• **What the exercise asks**
Gather up the lines with the word "Destination" in them.

*** Material for this exercise ***

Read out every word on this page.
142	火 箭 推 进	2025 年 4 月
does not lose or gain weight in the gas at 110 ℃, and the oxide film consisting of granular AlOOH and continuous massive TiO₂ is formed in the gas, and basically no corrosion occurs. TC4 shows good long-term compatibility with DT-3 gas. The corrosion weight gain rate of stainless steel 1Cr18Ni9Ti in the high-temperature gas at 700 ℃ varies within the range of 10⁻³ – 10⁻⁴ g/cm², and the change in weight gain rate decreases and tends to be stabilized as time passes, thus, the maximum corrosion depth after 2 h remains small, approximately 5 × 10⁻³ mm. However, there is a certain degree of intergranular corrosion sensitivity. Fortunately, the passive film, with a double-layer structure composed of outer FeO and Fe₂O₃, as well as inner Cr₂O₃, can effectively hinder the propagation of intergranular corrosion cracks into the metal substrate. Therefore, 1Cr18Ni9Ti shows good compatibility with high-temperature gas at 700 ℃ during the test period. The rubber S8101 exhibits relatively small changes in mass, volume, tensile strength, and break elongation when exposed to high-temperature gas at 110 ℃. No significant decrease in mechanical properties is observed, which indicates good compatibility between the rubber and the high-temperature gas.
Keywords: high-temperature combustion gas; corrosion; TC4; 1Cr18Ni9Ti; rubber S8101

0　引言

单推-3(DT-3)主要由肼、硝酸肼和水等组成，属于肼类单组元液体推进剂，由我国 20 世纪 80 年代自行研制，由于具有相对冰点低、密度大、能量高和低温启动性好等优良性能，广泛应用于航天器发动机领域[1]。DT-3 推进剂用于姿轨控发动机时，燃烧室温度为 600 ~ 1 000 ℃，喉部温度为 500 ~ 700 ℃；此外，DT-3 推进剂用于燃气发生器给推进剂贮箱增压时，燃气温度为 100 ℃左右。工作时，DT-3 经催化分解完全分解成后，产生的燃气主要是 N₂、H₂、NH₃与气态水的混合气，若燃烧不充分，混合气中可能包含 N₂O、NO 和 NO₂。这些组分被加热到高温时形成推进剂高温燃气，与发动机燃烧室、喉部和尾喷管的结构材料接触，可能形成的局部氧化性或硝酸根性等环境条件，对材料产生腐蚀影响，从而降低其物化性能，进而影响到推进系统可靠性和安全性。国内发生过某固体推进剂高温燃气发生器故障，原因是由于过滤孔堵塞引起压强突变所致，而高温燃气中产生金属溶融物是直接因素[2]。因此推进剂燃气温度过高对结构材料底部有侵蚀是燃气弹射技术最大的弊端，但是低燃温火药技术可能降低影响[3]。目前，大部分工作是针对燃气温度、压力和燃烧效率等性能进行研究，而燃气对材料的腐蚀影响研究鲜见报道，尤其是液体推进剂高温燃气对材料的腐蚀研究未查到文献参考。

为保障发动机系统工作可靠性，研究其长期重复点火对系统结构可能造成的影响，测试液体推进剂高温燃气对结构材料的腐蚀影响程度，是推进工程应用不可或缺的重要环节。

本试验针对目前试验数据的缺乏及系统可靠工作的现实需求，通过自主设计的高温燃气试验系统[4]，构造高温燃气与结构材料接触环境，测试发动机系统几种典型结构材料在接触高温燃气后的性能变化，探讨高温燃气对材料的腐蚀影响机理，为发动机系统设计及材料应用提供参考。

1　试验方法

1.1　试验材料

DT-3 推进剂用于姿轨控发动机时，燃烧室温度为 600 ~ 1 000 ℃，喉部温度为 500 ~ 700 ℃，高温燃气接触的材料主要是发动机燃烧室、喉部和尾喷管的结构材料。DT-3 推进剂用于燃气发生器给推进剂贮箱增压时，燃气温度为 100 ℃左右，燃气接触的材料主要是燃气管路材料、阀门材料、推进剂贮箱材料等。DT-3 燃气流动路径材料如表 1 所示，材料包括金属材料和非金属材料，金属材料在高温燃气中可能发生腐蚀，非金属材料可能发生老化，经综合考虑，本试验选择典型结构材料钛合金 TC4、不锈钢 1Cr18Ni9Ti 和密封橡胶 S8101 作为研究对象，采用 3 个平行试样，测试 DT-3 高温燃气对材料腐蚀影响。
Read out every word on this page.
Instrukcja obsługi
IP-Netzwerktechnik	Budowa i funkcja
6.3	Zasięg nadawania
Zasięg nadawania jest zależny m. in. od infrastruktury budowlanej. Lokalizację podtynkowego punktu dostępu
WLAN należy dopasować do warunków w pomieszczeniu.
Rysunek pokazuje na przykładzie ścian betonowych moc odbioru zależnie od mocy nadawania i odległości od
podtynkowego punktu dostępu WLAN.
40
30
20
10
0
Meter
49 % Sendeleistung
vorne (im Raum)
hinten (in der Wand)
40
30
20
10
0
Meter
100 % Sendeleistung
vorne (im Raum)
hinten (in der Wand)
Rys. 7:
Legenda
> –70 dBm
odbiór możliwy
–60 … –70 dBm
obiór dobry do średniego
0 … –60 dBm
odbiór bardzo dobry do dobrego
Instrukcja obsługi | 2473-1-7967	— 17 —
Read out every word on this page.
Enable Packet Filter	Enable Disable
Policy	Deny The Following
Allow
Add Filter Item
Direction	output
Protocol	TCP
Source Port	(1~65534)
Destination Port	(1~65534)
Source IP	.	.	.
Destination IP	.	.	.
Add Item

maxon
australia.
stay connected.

***

• **Result below**
Destination Port	(1~65534)
Destination IP	.	.	.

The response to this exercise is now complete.